Part of a data file:

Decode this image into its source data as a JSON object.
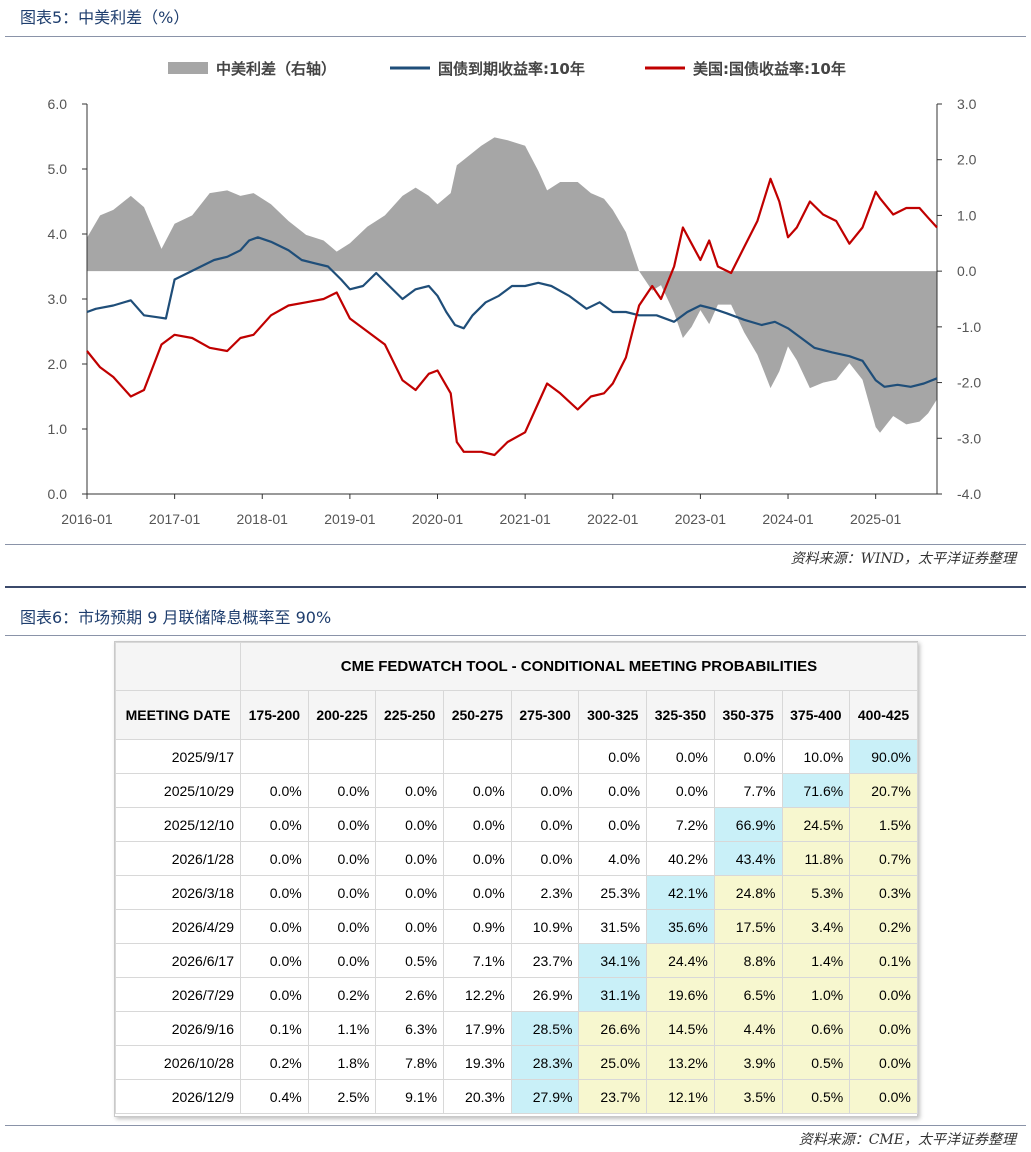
{
  "figure1": {
    "title": "图表5：中美利差（%）",
    "source": "资料来源：WIND，太平洋证券整理"
  },
  "figure2": {
    "title": "图表6：市场预期 9 月联储降息概率至 90%",
    "source": "资料来源：CME，太平洋证券整理"
  },
  "chart_data": {
    "type": "line",
    "legend": [
      "中美利差（右轴）",
      "国债到期收益率:10年",
      "美国:国债收益率:10年"
    ],
    "legend_position": "top",
    "x_ticks": [
      "2016-01",
      "2017-01",
      "2018-01",
      "2019-01",
      "2020-01",
      "2021-01",
      "2022-01",
      "2023-01",
      "2024-01",
      "2025-01"
    ],
    "ylim_left": [
      0,
      6
    ],
    "yticks_left": [
      "0.0",
      "1.0",
      "2.0",
      "3.0",
      "4.0",
      "5.0",
      "6.0"
    ],
    "ylim_right": [
      -4,
      3
    ],
    "yticks_right": [
      "-4.0",
      "-3.0",
      "-2.0",
      "-1.0",
      "0.0",
      "1.0",
      "2.0",
      "3.0"
    ],
    "x_range": [
      2016.0,
      2025.7
    ],
    "colors": {
      "spread": "#a6a6a6",
      "china": "#1f4e79",
      "us": "#c00000",
      "axis": "#333333"
    },
    "series": [
      {
        "name": "国债到期收益率:10年",
        "axis": "left",
        "x": [
          2016.0,
          2016.1,
          2016.3,
          2016.5,
          2016.65,
          2016.8,
          2016.9,
          2017.0,
          2017.15,
          2017.3,
          2017.45,
          2017.6,
          2017.75,
          2017.85,
          2017.95,
          2018.1,
          2018.3,
          2018.45,
          2018.6,
          2018.75,
          2018.9,
          2019.0,
          2019.15,
          2019.3,
          2019.45,
          2019.6,
          2019.75,
          2019.9,
          2020.0,
          2020.1,
          2020.2,
          2020.3,
          2020.4,
          2020.55,
          2020.7,
          2020.85,
          2021.0,
          2021.15,
          2021.3,
          2021.5,
          2021.7,
          2021.85,
          2022.0,
          2022.15,
          2022.3,
          2022.5,
          2022.7,
          2022.85,
          2023.0,
          2023.15,
          2023.3,
          2023.5,
          2023.7,
          2023.85,
          2024.0,
          2024.15,
          2024.3,
          2024.5,
          2024.7,
          2024.85,
          2025.0,
          2025.1,
          2025.25,
          2025.4,
          2025.55,
          2025.7
        ],
        "y": [
          2.8,
          2.85,
          2.9,
          2.98,
          2.75,
          2.72,
          2.7,
          3.3,
          3.4,
          3.5,
          3.6,
          3.65,
          3.75,
          3.9,
          3.95,
          3.88,
          3.75,
          3.6,
          3.55,
          3.5,
          3.3,
          3.15,
          3.2,
          3.4,
          3.2,
          3.0,
          3.15,
          3.2,
          3.05,
          2.8,
          2.6,
          2.55,
          2.75,
          2.95,
          3.05,
          3.2,
          3.2,
          3.25,
          3.2,
          3.05,
          2.85,
          2.95,
          2.8,
          2.8,
          2.75,
          2.75,
          2.65,
          2.8,
          2.9,
          2.85,
          2.78,
          2.68,
          2.6,
          2.65,
          2.55,
          2.4,
          2.25,
          2.18,
          2.12,
          2.05,
          1.75,
          1.65,
          1.68,
          1.65,
          1.7,
          1.78
        ]
      },
      {
        "name": "美国:国债收益率:10年",
        "axis": "left",
        "x": [
          2016.0,
          2016.15,
          2016.3,
          2016.5,
          2016.65,
          2016.85,
          2017.0,
          2017.2,
          2017.4,
          2017.6,
          2017.75,
          2017.9,
          2018.1,
          2018.3,
          2018.5,
          2018.7,
          2018.85,
          2019.0,
          2019.2,
          2019.4,
          2019.6,
          2019.75,
          2019.9,
          2020.0,
          2020.15,
          2020.22,
          2020.3,
          2020.5,
          2020.65,
          2020.8,
          2021.0,
          2021.15,
          2021.25,
          2021.4,
          2021.6,
          2021.75,
          2021.9,
          2022.0,
          2022.15,
          2022.3,
          2022.45,
          2022.55,
          2022.7,
          2022.8,
          2022.9,
          2023.0,
          2023.1,
          2023.2,
          2023.35,
          2023.5,
          2023.65,
          2023.8,
          2023.9,
          2024.0,
          2024.1,
          2024.25,
          2024.4,
          2024.55,
          2024.7,
          2024.85,
          2025.0,
          2025.05,
          2025.2,
          2025.35,
          2025.5,
          2025.6,
          2025.7
        ],
        "y": [
          2.2,
          1.95,
          1.8,
          1.5,
          1.6,
          2.3,
          2.45,
          2.4,
          2.25,
          2.2,
          2.4,
          2.45,
          2.75,
          2.9,
          2.95,
          3.0,
          3.1,
          2.7,
          2.5,
          2.3,
          1.75,
          1.6,
          1.85,
          1.9,
          1.55,
          0.8,
          0.65,
          0.65,
          0.6,
          0.8,
          0.95,
          1.4,
          1.7,
          1.55,
          1.3,
          1.5,
          1.55,
          1.7,
          2.1,
          2.9,
          3.2,
          3.0,
          3.5,
          4.1,
          3.85,
          3.6,
          3.9,
          3.5,
          3.4,
          3.8,
          4.2,
          4.85,
          4.5,
          3.95,
          4.1,
          4.5,
          4.3,
          4.2,
          3.85,
          4.1,
          4.65,
          4.55,
          4.3,
          4.4,
          4.4,
          4.25,
          4.1
        ]
      },
      {
        "name": "中美利差（右轴）",
        "axis": "right",
        "x": [
          2016.0,
          2016.15,
          2016.3,
          2016.5,
          2016.65,
          2016.85,
          2017.0,
          2017.2,
          2017.4,
          2017.6,
          2017.75,
          2017.9,
          2018.1,
          2018.3,
          2018.5,
          2018.7,
          2018.85,
          2019.0,
          2019.2,
          2019.4,
          2019.6,
          2019.75,
          2019.9,
          2020.0,
          2020.15,
          2020.22,
          2020.3,
          2020.5,
          2020.65,
          2020.8,
          2021.0,
          2021.15,
          2021.25,
          2021.4,
          2021.6,
          2021.75,
          2021.9,
          2022.0,
          2022.15,
          2022.3,
          2022.45,
          2022.55,
          2022.7,
          2022.8,
          2022.9,
          2023.0,
          2023.1,
          2023.2,
          2023.35,
          2023.5,
          2023.65,
          2023.8,
          2023.9,
          2024.0,
          2024.1,
          2024.25,
          2024.4,
          2024.55,
          2024.7,
          2024.85,
          2025.0,
          2025.05,
          2025.2,
          2025.35,
          2025.5,
          2025.6,
          2025.7
        ],
        "y": [
          0.6,
          1.0,
          1.1,
          1.35,
          1.15,
          0.4,
          0.85,
          1.0,
          1.4,
          1.45,
          1.35,
          1.4,
          1.2,
          0.9,
          0.65,
          0.55,
          0.35,
          0.5,
          0.8,
          1.0,
          1.35,
          1.5,
          1.35,
          1.2,
          1.4,
          1.9,
          2.0,
          2.25,
          2.4,
          2.35,
          2.25,
          1.8,
          1.45,
          1.6,
          1.6,
          1.4,
          1.3,
          1.1,
          0.7,
          0.0,
          -0.35,
          -0.25,
          -0.75,
          -1.2,
          -1.0,
          -0.7,
          -0.95,
          -0.6,
          -0.6,
          -1.1,
          -1.5,
          -2.1,
          -1.8,
          -1.35,
          -1.6,
          -2.1,
          -2.0,
          -1.95,
          -1.65,
          -1.95,
          -2.8,
          -2.9,
          -2.6,
          -2.75,
          -2.7,
          -2.55,
          -2.3
        ]
      }
    ]
  },
  "table": {
    "title": "CME FEDWATCH TOOL - CONDITIONAL MEETING PROBABILITIES",
    "headers": [
      "MEETING DATE",
      "175-200",
      "200-225",
      "225-250",
      "250-275",
      "275-300",
      "300-325",
      "325-350",
      "350-375",
      "375-400",
      "400-425"
    ],
    "rows": [
      [
        "2025/9/17",
        "",
        "",
        "",
        "",
        "",
        "0.0%",
        "0.0%",
        "0.0%",
        "10.0%",
        "90.0%"
      ],
      [
        "2025/10/29",
        "0.0%",
        "0.0%",
        "0.0%",
        "0.0%",
        "0.0%",
        "0.0%",
        "0.0%",
        "7.7%",
        "71.6%",
        "20.7%"
      ],
      [
        "2025/12/10",
        "0.0%",
        "0.0%",
        "0.0%",
        "0.0%",
        "0.0%",
        "0.0%",
        "7.2%",
        "66.9%",
        "24.5%",
        "1.5%"
      ],
      [
        "2026/1/28",
        "0.0%",
        "0.0%",
        "0.0%",
        "0.0%",
        "0.0%",
        "4.0%",
        "40.2%",
        "43.4%",
        "11.8%",
        "0.7%"
      ],
      [
        "2026/3/18",
        "0.0%",
        "0.0%",
        "0.0%",
        "0.0%",
        "2.3%",
        "25.3%",
        "42.1%",
        "24.8%",
        "5.3%",
        "0.3%"
      ],
      [
        "2026/4/29",
        "0.0%",
        "0.0%",
        "0.0%",
        "0.9%",
        "10.9%",
        "31.5%",
        "35.6%",
        "17.5%",
        "3.4%",
        "0.2%"
      ],
      [
        "2026/6/17",
        "0.0%",
        "0.0%",
        "0.5%",
        "7.1%",
        "23.7%",
        "34.1%",
        "24.4%",
        "8.8%",
        "1.4%",
        "0.1%"
      ],
      [
        "2026/7/29",
        "0.0%",
        "0.2%",
        "2.6%",
        "12.2%",
        "26.9%",
        "31.1%",
        "19.6%",
        "6.5%",
        "1.0%",
        "0.0%"
      ],
      [
        "2026/9/16",
        "0.1%",
        "1.1%",
        "6.3%",
        "17.9%",
        "28.5%",
        "26.6%",
        "14.5%",
        "4.4%",
        "0.6%",
        "0.0%"
      ],
      [
        "2026/10/28",
        "0.2%",
        "1.8%",
        "7.8%",
        "19.3%",
        "28.3%",
        "25.0%",
        "13.2%",
        "3.9%",
        "0.5%",
        "0.0%"
      ],
      [
        "2026/12/9",
        "0.4%",
        "2.5%",
        "9.1%",
        "20.3%",
        "27.9%",
        "23.7%",
        "12.1%",
        "3.5%",
        "0.5%",
        "0.0%"
      ]
    ],
    "highlight_cyan": [
      [
        0,
        10
      ],
      [
        1,
        9
      ],
      [
        2,
        8
      ],
      [
        3,
        8
      ],
      [
        4,
        7
      ],
      [
        5,
        7
      ],
      [
        6,
        6
      ],
      [
        7,
        6
      ],
      [
        8,
        5
      ],
      [
        9,
        5
      ],
      [
        10,
        5
      ]
    ]
  }
}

§ **What to do**
Say how many lines in the listing above include "资料来源". Give nothing but the number.

§ **Finished exercise**
2